[Required task]:
Only the lines from the one containing "Give me a plain-text" to the end of the records belong in the output; print them exactly.

Dataset items
::::

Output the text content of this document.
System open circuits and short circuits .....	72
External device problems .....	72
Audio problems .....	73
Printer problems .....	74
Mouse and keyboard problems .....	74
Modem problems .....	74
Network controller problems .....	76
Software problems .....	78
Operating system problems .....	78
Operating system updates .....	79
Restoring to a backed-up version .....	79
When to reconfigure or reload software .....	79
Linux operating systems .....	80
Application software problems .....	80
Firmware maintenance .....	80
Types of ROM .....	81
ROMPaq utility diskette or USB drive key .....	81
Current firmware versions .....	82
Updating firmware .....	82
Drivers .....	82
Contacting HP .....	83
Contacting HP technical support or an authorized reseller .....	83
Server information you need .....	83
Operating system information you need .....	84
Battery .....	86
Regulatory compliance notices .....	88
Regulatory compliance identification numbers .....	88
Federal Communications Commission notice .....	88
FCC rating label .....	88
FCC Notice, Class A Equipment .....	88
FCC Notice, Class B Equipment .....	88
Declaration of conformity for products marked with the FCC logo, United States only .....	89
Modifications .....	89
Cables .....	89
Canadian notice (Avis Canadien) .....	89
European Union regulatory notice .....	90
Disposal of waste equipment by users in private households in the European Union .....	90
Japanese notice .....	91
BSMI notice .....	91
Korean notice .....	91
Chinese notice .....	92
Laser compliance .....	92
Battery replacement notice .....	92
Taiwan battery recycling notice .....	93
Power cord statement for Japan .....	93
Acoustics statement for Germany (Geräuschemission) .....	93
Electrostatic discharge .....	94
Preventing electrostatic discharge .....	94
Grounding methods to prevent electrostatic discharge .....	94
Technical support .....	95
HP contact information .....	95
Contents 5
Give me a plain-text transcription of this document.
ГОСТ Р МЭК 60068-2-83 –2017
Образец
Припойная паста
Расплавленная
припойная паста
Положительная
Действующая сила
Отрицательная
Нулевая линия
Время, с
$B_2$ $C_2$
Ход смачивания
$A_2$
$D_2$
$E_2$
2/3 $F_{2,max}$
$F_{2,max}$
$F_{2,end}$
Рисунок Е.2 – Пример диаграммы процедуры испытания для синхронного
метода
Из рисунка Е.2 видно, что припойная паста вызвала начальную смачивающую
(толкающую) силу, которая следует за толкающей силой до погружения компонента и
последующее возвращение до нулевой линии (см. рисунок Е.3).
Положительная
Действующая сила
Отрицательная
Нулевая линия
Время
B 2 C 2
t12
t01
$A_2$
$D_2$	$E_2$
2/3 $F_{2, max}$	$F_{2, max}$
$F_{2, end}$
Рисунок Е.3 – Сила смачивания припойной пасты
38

::::

[Written response]:
Give me a plain-text transcription of this document.
ГОСТ Р МЭК 60068-2-83 –2017
Образец
Припойная паста
Расплавленная
припойная паста
Положительная
Действующая сила
Отрицательная
Нулевая линия
Время, с
$B_2$ $C_2$
Ход смачивания
$A_2$
$D_2$
$E_2$
2/3 $F_{2,max}$
$F_{2,max}$
$F_{2,end}$
Рисунок Е.2 – Пример диаграммы процедуры испытания для синхронного
метода
Из рисунка Е.2 видно, что припойная паста вызвала начальную смачивающую
(толкающую) силу, которая следует за толкающей силой до погружения компонента и
последующее возвращение до нулевой линии (см. рисунок Е.3).
Положительная
Действующая сила
Отрицательная
Нулевая линия
Время
B 2 C 2
t12
t01
$A_2$
$D_2$	$E_2$
2/3 $F_{2, max}$	$F_{2, max}$
$F_{2, end}$
Рисунок Е.3 – Сила смачивания припойной пасты
38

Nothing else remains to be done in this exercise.